Goal:
Look through the material below. Copy each line that contains the string "Wodnej".

Data entries
--- begin ---

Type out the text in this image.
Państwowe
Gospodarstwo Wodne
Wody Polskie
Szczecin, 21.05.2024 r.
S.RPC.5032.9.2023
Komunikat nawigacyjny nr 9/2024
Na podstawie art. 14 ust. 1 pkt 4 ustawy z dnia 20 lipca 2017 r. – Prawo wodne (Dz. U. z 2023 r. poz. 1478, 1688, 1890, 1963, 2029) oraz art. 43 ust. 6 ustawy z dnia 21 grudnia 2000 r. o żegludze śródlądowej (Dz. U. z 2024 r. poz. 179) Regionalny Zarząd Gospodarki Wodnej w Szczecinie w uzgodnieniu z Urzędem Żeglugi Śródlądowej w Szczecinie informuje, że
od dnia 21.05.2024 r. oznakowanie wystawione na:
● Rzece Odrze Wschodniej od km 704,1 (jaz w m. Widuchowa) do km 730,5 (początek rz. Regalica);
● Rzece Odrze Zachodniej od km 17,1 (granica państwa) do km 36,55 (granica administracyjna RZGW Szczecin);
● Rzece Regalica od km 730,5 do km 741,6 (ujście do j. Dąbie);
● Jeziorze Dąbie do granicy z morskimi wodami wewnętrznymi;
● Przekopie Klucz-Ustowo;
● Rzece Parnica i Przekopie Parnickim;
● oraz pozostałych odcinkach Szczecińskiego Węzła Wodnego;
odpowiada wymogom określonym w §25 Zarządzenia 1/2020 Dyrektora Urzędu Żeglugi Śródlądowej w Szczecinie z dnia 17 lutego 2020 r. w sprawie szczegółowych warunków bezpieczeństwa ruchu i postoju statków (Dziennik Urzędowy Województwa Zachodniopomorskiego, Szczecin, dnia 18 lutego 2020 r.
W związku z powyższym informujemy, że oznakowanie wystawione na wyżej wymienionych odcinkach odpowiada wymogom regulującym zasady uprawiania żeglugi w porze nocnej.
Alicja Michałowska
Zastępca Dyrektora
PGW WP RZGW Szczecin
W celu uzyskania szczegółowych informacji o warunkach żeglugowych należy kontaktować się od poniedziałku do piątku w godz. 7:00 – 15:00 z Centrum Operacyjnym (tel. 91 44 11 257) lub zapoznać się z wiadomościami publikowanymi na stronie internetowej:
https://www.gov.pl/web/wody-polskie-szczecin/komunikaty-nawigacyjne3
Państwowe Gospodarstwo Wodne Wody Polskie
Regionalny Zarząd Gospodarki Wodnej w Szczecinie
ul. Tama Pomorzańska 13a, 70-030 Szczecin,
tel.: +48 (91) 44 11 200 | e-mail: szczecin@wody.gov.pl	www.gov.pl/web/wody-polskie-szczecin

--- end ---
--- begin ---

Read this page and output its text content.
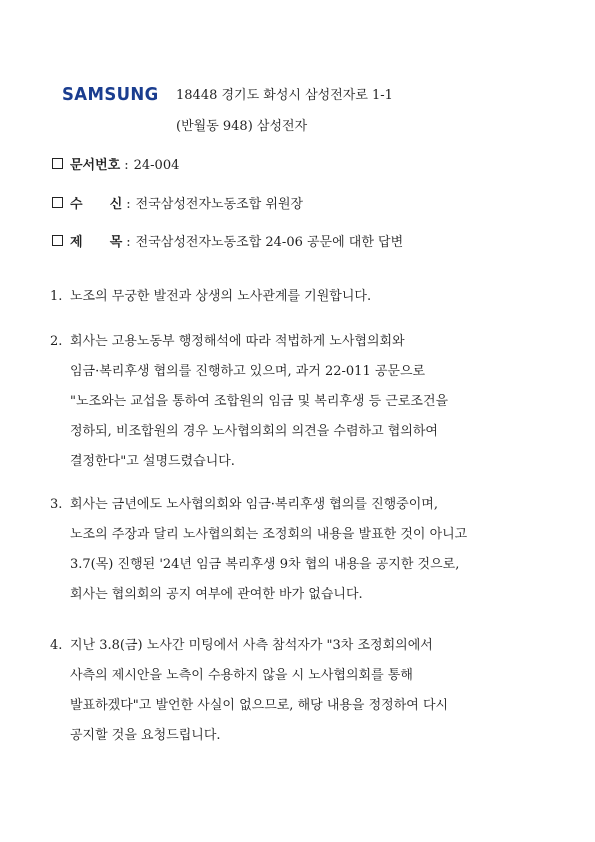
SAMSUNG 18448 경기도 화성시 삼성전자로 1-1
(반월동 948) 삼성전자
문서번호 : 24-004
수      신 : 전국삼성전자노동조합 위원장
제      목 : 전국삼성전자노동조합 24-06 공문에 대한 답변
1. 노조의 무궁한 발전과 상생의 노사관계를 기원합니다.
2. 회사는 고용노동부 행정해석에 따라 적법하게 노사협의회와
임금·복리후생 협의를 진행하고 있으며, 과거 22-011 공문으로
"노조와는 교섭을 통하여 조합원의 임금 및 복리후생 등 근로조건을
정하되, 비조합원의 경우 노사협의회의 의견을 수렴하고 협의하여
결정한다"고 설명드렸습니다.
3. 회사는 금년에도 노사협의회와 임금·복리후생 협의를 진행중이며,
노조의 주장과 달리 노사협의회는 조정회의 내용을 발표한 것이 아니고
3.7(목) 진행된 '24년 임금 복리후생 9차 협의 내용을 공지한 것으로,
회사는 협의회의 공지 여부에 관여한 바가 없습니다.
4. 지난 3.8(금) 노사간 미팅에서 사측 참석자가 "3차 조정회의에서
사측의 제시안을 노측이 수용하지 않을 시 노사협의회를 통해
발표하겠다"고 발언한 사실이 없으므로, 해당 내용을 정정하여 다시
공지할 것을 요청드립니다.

--- end ---

Written solution:
Na podstawie art. 14 ust. 1 pkt 4 ustawy z dnia 20 lipca 2017 r. – Prawo wodne (Dz. U. z 2023 r. poz. 1478, 1688, 1890, 1963, 2029) oraz art. 43 ust. 6 ustawy z dnia 21 grudnia 2000 r. o żegludze śródlądowej (Dz. U. z 2024 r. poz. 179) Regionalny Zarząd Gospodarki Wodnej w Szczecinie w uzgodnieniu z Urzędem Żeglugi Śródlądowej w Szczecinie informuje, że
Regionalny Zarząd Gospodarki Wodnej w Szczecinie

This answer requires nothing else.